Pick out each line of the records that includes the string "semiproletarian", and copy it.
Begin EXTRACTED RECORDS
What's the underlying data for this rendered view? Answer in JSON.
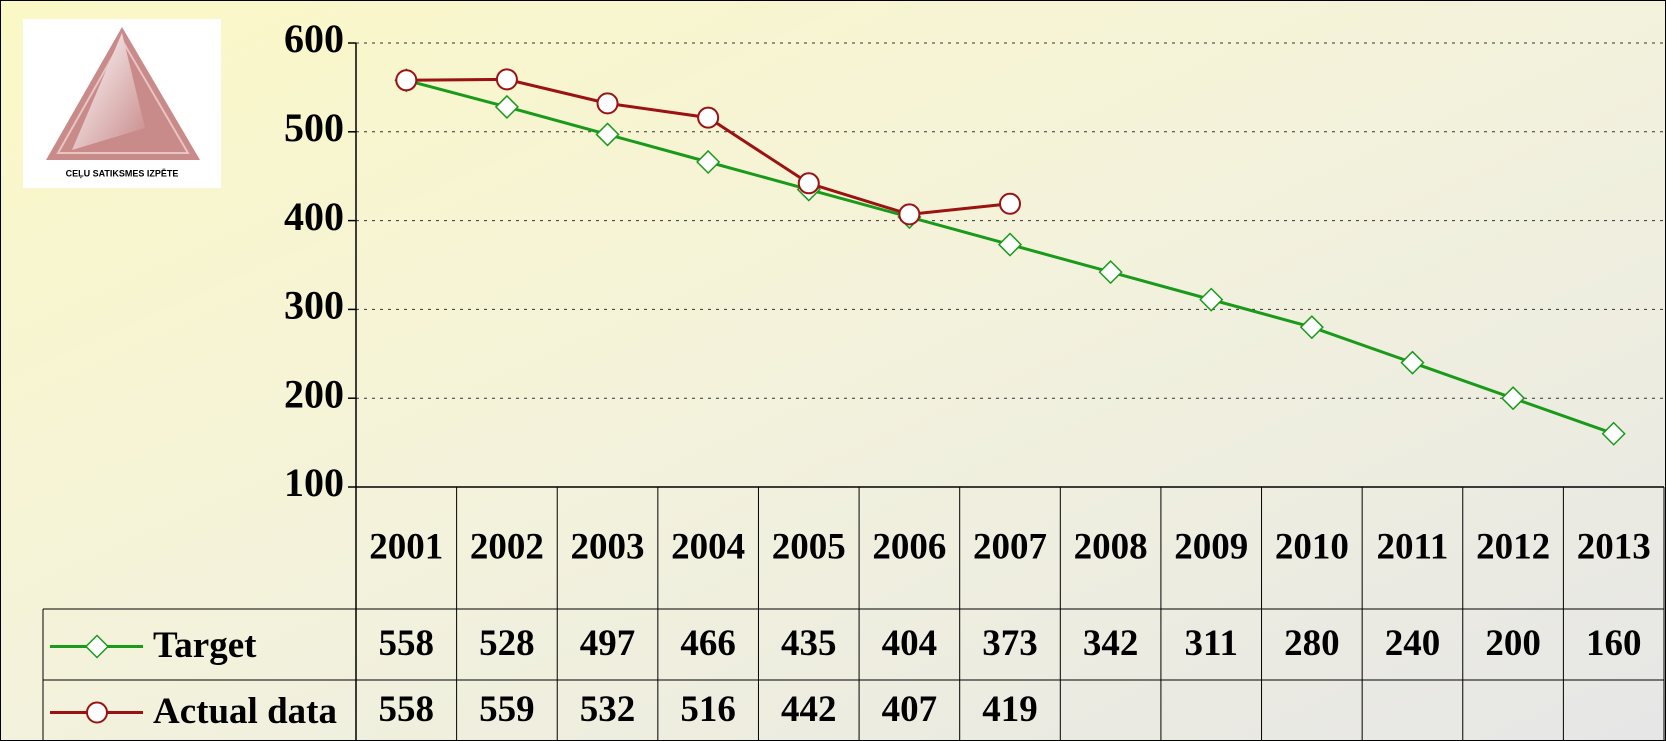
{
  "logo_text": "CEĻU SATIKSMES IZPĒTE",
  "chart_data": {
    "type": "line",
    "categories": [
      "2001",
      "2002",
      "2003",
      "2004",
      "2005",
      "2006",
      "2007",
      "2008",
      "2009",
      "2010",
      "2011",
      "2012",
      "2013"
    ],
    "series": [
      {
        "name": "Target",
        "color": "#1a9a1a",
        "marker": "diamond",
        "values": [
          558,
          528,
          497,
          466,
          435,
          404,
          373,
          342,
          311,
          280,
          240,
          200,
          160
        ]
      },
      {
        "name": "Actual data",
        "color": "#9a1212",
        "marker": "circle",
        "values": [
          558,
          559,
          532,
          516,
          442,
          407,
          419,
          null,
          null,
          null,
          null,
          null,
          null
        ]
      }
    ],
    "ylim": [
      100,
      600
    ],
    "yticks": [
      100,
      200,
      300,
      400,
      500,
      600
    ],
    "grid": true,
    "data_table": true
  }
}
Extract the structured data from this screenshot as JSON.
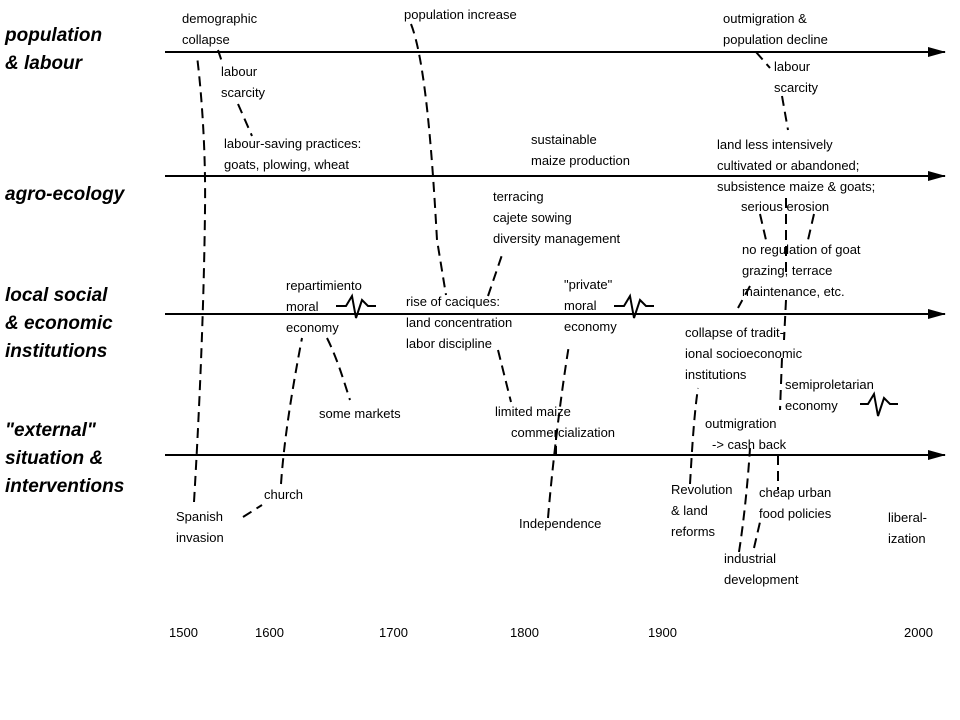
{
  "rows": [
    {
      "id": "population",
      "lines": [
        "population",
        "& labour"
      ]
    },
    {
      "id": "agro",
      "lines": [
        "agro-ecology"
      ]
    },
    {
      "id": "social",
      "lines": [
        "local social",
        "& economic",
        "institutions"
      ]
    },
    {
      "id": "external",
      "lines": [
        "\"external\"",
        "situation &",
        "interventions"
      ]
    }
  ],
  "annotations": {
    "demographic_collapse": [
      "demographic",
      "collapse"
    ],
    "labour_scarcity_1": [
      "labour",
      "scarcity"
    ],
    "labour_saving": [
      "labour-saving practices:",
      "goats, plowing, wheat"
    ],
    "population_increase": [
      "population increase"
    ],
    "sustainable_maize": [
      "sustainable",
      "maize production"
    ],
    "outmigration_decline": [
      "outmigration &",
      "population decline"
    ],
    "labour_scarcity_2": [
      "labour",
      "scarcity"
    ],
    "land_less": [
      "land less intensively",
      "cultivated or abandoned;",
      "subsistence maize & goats;"
    ],
    "serious_erosion": [
      "serious erosion"
    ],
    "terracing": [
      "terracing",
      "cajete sowing",
      "diversity management"
    ],
    "no_regulation": [
      "no regulation of goat",
      "grazing, terrace",
      "maintenance, etc."
    ],
    "repartimiento": [
      "repartimiento",
      "moral",
      "economy"
    ],
    "caciques": [
      "rise of caciques:",
      "land concentration",
      "labor discipline"
    ],
    "private_moral": [
      "\"private\"",
      "moral",
      "economy"
    ],
    "collapse_traditional": [
      "collapse of tradit-",
      "ional socioeconomic",
      "institutions"
    ],
    "some_markets": [
      "some markets"
    ],
    "limited_maize": [
      "limited maize"
    ],
    "commercialization": [
      "commercialization"
    ],
    "semiproletarian": [
      "semiproletarian",
      "economy"
    ],
    "outmigration_cash": [
      "outmigration"
    ],
    "cash_back": [
      "-> cash back"
    ],
    "church": [
      "church"
    ],
    "spanish_invasion": [
      "Spanish",
      "invasion"
    ],
    "independence": [
      "Independence"
    ],
    "revolution": [
      "Revolution",
      "& land",
      "reforms"
    ],
    "cheap_food": [
      "cheap urban",
      "food policies"
    ],
    "industrial": [
      "industrial",
      "development"
    ],
    "liberalization": [
      "liberal-",
      "ization"
    ]
  },
  "axis": {
    "ticks": [
      "1500",
      "1600",
      "1700",
      "1800",
      "1900",
      "2000"
    ]
  },
  "style": {
    "line_color": "#000000",
    "background": "#ffffff"
  }
}
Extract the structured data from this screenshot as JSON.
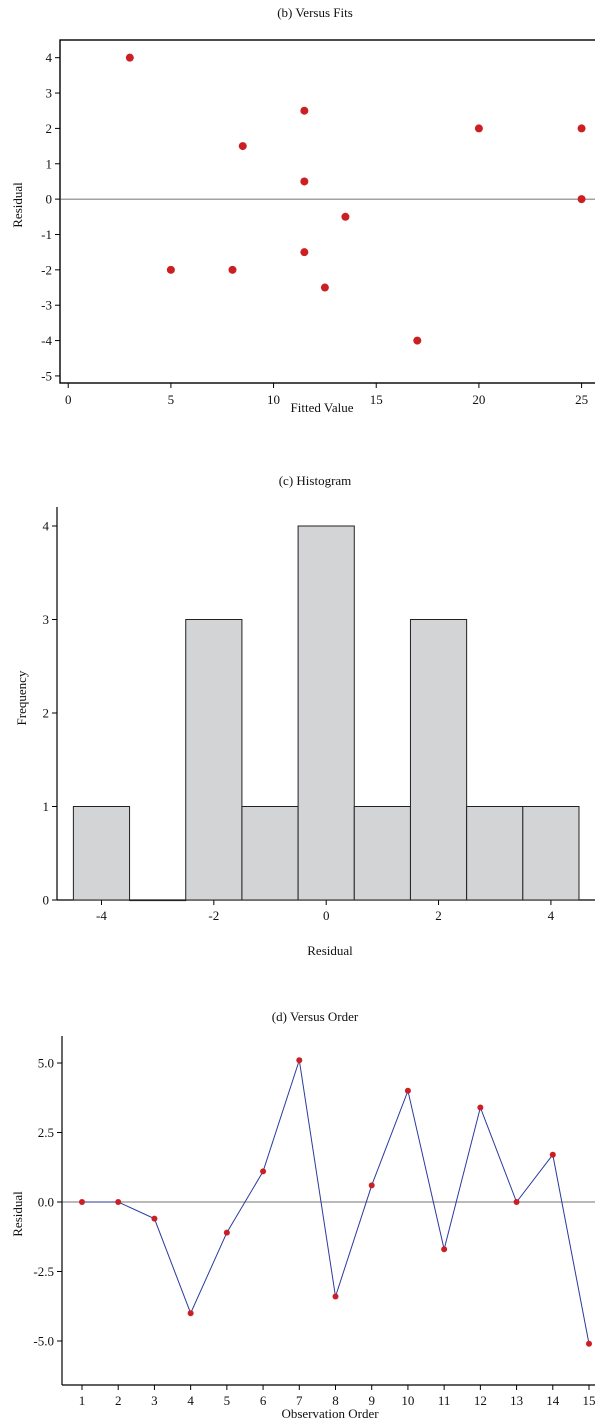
{
  "chart_data": [
    {
      "type": "scatter",
      "title": "(b) Versus Fits",
      "xlabel": "Fitted Value",
      "ylabel": "Residual",
      "xlim": [
        -0.4,
        25.8
      ],
      "ylim": [
        -5.2,
        4.5
      ],
      "xticks": [
        "0",
        "5",
        "10",
        "15",
        "20",
        "25"
      ],
      "yticks": [
        "4",
        "3",
        "2",
        "1",
        "0",
        "-1",
        "-2",
        "-3",
        "-4",
        "-5"
      ],
      "reference_line_y": 0,
      "grid": false,
      "points": [
        {
          "x": 3,
          "y": 4
        },
        {
          "x": 5,
          "y": -2
        },
        {
          "x": 8,
          "y": -2
        },
        {
          "x": 8.5,
          "y": 1.5
        },
        {
          "x": 11.5,
          "y": 2.5
        },
        {
          "x": 11.5,
          "y": 0.5
        },
        {
          "x": 11.5,
          "y": -1.5
        },
        {
          "x": 12.5,
          "y": -2.5
        },
        {
          "x": 13.5,
          "y": -0.5
        },
        {
          "x": 17,
          "y": -4
        },
        {
          "x": 20,
          "y": 2
        },
        {
          "x": 25,
          "y": 2
        },
        {
          "x": 25,
          "y": 0
        }
      ]
    },
    {
      "type": "bar",
      "title": "(c) Histogram",
      "xlabel": "Residual",
      "ylabel": "Frequency",
      "xlim": [
        -4.6,
        4.6
      ],
      "ylim": [
        0,
        4.2
      ],
      "xticks": [
        "-4",
        "-2",
        "0",
        "2",
        "4"
      ],
      "yticks": [
        "0",
        "1",
        "2",
        "3",
        "4"
      ],
      "grid": false,
      "bins": [
        {
          "center": -4,
          "value": 1
        },
        {
          "center": -3,
          "value": 0
        },
        {
          "center": -2,
          "value": 3
        },
        {
          "center": -1,
          "value": 1
        },
        {
          "center": 0,
          "value": 4
        },
        {
          "center": 1,
          "value": 1
        },
        {
          "center": 2,
          "value": 3
        },
        {
          "center": 3,
          "value": 1
        },
        {
          "center": 4,
          "value": 1
        }
      ]
    },
    {
      "type": "line",
      "title": "(d) Versus Order",
      "xlabel": "Observation Order",
      "ylabel": "Residual",
      "xlim": [
        0.6,
        15.1
      ],
      "ylim": [
        -5.8,
        5.6
      ],
      "xticks": [
        "1",
        "2",
        "3",
        "4",
        "5",
        "6",
        "7",
        "8",
        "9",
        "10",
        "11",
        "12",
        "13",
        "14",
        "15"
      ],
      "yticks": [
        "5.0",
        "2.5",
        "0.0",
        "-2.5",
        "-5.0"
      ],
      "reference_line_y": 0,
      "grid": false,
      "x": [
        1,
        2,
        3,
        4,
        5,
        6,
        7,
        8,
        9,
        10,
        11,
        12,
        13,
        14,
        15
      ],
      "values": [
        0,
        0,
        -0.6,
        -4.0,
        -1.1,
        1.1,
        5.1,
        -3.4,
        0.6,
        4.0,
        -1.7,
        3.4,
        0,
        1.7,
        -5.1
      ]
    }
  ]
}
End EXTRACTED RECORDS
**FINAL RESULT**
    "semiproletarian": [
      "semiproletarian",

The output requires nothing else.